◆ **WORK TO DO**:
Write out the data below in full. Keep it exact.

◆ **PROVIDED DATA**:
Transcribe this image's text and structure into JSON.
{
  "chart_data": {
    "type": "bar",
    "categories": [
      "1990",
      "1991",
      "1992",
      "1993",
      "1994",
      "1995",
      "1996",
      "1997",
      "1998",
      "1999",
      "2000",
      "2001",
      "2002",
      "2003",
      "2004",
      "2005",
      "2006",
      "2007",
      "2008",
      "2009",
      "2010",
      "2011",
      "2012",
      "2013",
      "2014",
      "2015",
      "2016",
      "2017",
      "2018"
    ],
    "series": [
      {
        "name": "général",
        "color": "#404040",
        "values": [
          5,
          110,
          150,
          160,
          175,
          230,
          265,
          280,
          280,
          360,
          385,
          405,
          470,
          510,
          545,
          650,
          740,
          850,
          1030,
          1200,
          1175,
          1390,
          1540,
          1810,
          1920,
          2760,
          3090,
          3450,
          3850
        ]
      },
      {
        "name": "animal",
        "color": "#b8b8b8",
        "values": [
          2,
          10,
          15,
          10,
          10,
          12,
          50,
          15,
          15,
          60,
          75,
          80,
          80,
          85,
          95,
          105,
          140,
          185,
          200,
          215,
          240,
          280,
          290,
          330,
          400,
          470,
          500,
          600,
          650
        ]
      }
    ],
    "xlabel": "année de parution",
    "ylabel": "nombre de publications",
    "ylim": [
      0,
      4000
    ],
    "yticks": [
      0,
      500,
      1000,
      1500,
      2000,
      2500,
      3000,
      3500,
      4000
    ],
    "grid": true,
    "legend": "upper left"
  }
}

◆ **TASK SOLUTION**:
Transcribe this image's text and structure into JSON.
{
  "chart_data": {
    "type": "bar",
    "categories": [
      "1990",
      "1991",
      "1992",
      "1993",
      "1994",
      "1995",
      "1996",
      "1997",
      "1998",
      "1999",
      "2000",
      "2001",
      "2002",
      "2003",
      "2004",
      "2005",
      "2006",
      "2007",
      "2008",
      "2009",
      "2010",
      "2011",
      "2012",
      "2013",
      "2014",
      "2015",
      "2016",
      "2017",
      "2018"
    ],
    "series": [
      {
        "name": "général",
        "color": "#404040",
        "values": [
          5,
          110,
          150,
          160,
          175,
          230,
          265,
          280,
          280,
          360,
          385,
          405,
          470,
          510,
          545,
          650,
          740,
          850,
          1030,
          1200,
          1175,
          1390,
          1540,
          1810,
          1920,
          2760,
          3090,
          3450,
          3850
        ]
      },
      {
        "name": "animal",
        "color": "#b8b8b8",
        "values": [
          2,
          10,
          15,
          10,
          10,
          12,
          50,
          15,
          15,
          60,
          75,
          80,
          80,
          85,
          95,
          105,
          140,
          185,
          200,
          215,
          240,
          280,
          290,
          330,
          400,
          470,
          500,
          600,
          650
        ]
      }
    ],
    "xlabel": "année de parution",
    "ylabel": "nombre de publications",
    "ylim": [
      0,
      4000
    ],
    "yticks": [
      0,
      500,
      1000,
      1500,
      2000,
      2500,
      3000,
      3500,
      4000
    ],
    "grid": true,
    "legend": "upper left"
  }
}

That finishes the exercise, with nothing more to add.